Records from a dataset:
start

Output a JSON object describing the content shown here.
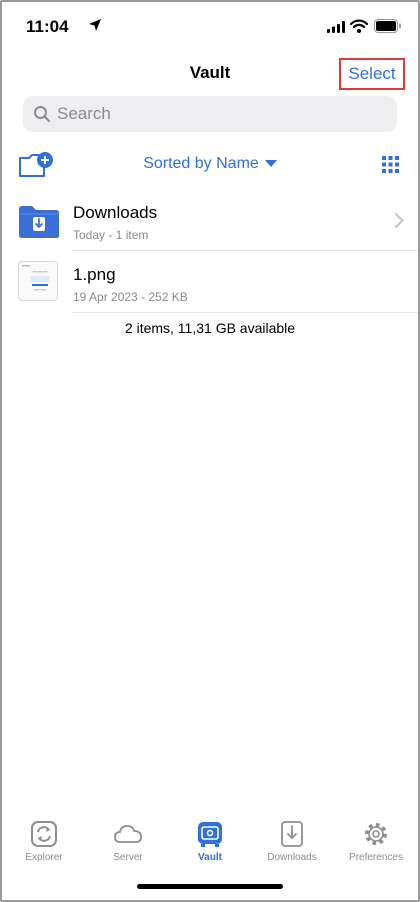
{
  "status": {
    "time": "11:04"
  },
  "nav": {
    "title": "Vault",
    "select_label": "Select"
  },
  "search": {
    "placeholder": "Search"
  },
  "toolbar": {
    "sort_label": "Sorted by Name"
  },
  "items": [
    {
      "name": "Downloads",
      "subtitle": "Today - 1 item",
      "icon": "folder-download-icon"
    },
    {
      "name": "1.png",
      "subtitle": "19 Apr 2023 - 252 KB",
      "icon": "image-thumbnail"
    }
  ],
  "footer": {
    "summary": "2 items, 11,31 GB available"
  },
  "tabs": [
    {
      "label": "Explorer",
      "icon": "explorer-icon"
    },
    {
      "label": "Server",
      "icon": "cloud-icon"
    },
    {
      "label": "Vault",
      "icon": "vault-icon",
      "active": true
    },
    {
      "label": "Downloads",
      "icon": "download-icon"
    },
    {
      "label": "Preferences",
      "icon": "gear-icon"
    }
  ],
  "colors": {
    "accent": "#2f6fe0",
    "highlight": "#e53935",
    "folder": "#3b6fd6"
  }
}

end

■ YOUR INSTRUCTIONS:
Excluding the pictures, reproduce every entry exactly as given.

■ ANSWER TO THE EXERCISE:
Output a JSON object describing the content shown here.
{
  "status": {
    "time": "11:04"
  },
  "nav": {
    "title": "Vault",
    "select_label": "Select"
  },
  "search": {
    "placeholder": "Search"
  },
  "toolbar": {
    "sort_label": "Sorted by Name"
  },
  "items": [
    {
      "name": "Downloads",
      "subtitle": "Today - 1 item",
      "icon": "folder-download-icon"
    },
    {
      "name": "1.png",
      "subtitle": "19 Apr 2023 - 252 KB",
      "icon": "image-thumbnail"
    }
  ],
  "footer": {
    "summary": "2 items, 11,31 GB available"
  },
  "tabs": [
    {
      "label": "Explorer",
      "icon": "explorer-icon"
    },
    {
      "label": "Server",
      "icon": "cloud-icon"
    },
    {
      "label": "Vault",
      "icon": "vault-icon",
      "active": true
    },
    {
      "label": "Downloads",
      "icon": "download-icon"
    },
    {
      "label": "Preferences",
      "icon": "gear-icon"
    }
  ],
  "colors": {
    "accent": "#2f6fe0",
    "highlight": "#e53935",
    "folder": "#3b6fd6"
  }
}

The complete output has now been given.